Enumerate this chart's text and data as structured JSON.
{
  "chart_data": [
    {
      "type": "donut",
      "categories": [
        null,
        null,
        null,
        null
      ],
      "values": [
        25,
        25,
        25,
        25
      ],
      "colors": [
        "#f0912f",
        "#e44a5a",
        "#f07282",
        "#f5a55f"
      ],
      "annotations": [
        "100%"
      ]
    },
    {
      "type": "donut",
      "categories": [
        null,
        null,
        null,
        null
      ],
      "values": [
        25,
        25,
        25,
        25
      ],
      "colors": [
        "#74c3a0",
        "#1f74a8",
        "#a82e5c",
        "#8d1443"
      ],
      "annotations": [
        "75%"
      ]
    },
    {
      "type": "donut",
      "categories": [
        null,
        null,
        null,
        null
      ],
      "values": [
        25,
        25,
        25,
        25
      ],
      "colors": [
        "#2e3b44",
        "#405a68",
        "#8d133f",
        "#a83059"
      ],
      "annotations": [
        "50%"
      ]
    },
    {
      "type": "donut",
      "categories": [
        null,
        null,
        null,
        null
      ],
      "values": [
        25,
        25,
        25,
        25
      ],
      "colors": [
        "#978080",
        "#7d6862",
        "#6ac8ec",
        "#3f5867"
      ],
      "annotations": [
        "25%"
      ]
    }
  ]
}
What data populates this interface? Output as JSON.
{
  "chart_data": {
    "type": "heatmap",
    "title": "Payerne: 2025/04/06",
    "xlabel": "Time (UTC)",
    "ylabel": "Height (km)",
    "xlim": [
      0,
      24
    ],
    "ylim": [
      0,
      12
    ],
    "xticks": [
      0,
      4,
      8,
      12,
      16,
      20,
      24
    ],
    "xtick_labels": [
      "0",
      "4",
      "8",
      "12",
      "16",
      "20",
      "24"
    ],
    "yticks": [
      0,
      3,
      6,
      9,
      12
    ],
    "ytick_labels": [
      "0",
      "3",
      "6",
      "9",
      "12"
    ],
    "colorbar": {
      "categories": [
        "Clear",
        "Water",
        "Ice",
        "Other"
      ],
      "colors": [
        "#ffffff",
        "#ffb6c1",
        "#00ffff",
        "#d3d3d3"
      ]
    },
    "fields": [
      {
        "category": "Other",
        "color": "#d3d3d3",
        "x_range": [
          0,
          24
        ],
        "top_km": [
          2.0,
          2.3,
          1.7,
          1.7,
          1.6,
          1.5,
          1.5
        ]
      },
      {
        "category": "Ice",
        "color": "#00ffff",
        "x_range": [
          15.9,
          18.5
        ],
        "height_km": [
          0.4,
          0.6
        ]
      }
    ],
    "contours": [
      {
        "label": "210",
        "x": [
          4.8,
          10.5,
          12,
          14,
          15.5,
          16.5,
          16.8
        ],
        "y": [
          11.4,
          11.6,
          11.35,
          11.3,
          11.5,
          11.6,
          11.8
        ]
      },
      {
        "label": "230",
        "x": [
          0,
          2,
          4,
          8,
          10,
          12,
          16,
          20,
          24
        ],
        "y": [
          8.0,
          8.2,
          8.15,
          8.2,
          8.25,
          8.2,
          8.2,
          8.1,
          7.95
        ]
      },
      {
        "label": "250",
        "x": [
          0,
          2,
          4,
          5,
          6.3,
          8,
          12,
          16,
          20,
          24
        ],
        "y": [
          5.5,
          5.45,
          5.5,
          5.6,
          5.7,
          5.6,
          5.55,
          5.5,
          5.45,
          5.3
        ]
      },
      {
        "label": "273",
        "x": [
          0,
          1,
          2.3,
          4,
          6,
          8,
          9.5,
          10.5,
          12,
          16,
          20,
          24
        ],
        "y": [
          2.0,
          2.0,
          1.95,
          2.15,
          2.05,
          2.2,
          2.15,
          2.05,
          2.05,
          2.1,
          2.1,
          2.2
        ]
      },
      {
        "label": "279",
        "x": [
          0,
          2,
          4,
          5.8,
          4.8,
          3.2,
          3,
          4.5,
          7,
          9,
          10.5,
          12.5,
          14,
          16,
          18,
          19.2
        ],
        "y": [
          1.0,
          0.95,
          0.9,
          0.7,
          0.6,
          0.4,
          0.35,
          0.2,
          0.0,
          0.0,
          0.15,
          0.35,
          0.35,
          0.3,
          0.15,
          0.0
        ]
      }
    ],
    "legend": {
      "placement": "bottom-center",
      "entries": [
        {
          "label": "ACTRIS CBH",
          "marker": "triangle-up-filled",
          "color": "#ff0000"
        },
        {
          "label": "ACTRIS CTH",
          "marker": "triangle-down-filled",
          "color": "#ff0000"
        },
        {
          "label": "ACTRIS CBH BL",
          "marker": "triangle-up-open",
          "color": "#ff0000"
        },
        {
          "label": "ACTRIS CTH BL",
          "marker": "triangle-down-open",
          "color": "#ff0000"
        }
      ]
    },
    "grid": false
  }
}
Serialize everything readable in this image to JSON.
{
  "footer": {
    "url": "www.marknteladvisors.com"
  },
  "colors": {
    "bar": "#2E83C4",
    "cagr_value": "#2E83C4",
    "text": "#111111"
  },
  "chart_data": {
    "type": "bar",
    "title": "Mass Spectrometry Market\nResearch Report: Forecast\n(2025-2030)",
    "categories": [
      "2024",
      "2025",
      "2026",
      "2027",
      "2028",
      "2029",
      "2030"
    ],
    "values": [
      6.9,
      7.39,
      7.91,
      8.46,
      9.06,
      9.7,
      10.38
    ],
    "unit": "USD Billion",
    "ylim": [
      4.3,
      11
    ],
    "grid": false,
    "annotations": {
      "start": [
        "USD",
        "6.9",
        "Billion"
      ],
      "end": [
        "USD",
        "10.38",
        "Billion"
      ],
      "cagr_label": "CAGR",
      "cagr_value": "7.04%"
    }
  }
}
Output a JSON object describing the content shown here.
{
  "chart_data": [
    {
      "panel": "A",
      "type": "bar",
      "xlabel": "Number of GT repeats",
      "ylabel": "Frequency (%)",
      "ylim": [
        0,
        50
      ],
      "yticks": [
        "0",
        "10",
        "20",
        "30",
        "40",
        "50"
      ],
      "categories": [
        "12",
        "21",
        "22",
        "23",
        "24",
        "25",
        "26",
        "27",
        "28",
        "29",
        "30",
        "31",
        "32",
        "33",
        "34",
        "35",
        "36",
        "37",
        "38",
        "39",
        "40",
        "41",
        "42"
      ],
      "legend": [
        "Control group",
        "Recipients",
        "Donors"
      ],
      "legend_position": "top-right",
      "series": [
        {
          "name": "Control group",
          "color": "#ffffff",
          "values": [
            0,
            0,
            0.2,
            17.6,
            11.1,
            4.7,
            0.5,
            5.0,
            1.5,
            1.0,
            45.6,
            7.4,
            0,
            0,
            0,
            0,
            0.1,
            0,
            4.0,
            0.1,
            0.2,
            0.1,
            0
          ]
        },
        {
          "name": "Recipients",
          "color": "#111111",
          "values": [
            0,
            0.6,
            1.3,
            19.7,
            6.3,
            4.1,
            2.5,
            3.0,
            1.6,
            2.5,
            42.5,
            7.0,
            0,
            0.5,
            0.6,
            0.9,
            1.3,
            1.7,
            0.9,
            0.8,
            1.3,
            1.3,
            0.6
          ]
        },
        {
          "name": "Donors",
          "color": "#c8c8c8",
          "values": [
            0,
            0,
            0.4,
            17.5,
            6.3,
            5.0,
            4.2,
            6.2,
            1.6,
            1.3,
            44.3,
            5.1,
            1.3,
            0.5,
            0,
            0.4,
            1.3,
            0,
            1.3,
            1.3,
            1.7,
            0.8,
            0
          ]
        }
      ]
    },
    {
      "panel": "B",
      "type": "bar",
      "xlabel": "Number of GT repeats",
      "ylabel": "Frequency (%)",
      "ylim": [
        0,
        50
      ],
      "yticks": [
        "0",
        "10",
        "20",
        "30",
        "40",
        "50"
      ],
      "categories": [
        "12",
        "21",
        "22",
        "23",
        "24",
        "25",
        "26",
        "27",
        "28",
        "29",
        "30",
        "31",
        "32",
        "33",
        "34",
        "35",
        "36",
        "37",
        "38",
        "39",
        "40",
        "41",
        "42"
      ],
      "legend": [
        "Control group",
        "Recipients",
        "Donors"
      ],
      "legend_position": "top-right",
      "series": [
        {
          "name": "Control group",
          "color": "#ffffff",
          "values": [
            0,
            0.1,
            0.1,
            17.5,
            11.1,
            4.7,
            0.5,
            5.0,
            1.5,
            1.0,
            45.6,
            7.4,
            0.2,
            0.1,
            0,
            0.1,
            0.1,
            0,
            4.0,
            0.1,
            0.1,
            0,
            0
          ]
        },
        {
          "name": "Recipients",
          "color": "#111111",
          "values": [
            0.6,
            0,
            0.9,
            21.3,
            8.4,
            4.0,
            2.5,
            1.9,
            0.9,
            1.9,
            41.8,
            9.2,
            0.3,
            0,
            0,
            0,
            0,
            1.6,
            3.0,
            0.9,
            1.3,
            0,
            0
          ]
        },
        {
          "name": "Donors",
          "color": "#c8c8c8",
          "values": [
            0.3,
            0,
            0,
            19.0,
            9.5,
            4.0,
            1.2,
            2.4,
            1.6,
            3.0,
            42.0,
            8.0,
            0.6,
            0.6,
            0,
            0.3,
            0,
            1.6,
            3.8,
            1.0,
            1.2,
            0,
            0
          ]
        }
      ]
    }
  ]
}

◆ Brief
Pull out every line of the records above that contains the word "ACTRIS".

◆ Solution to this problem
          "label": "ACTRIS CBH",
          "label": "ACTRIS CTH",
          "label": "ACTRIS CBH BL",
          "label": "ACTRIS CTH BL",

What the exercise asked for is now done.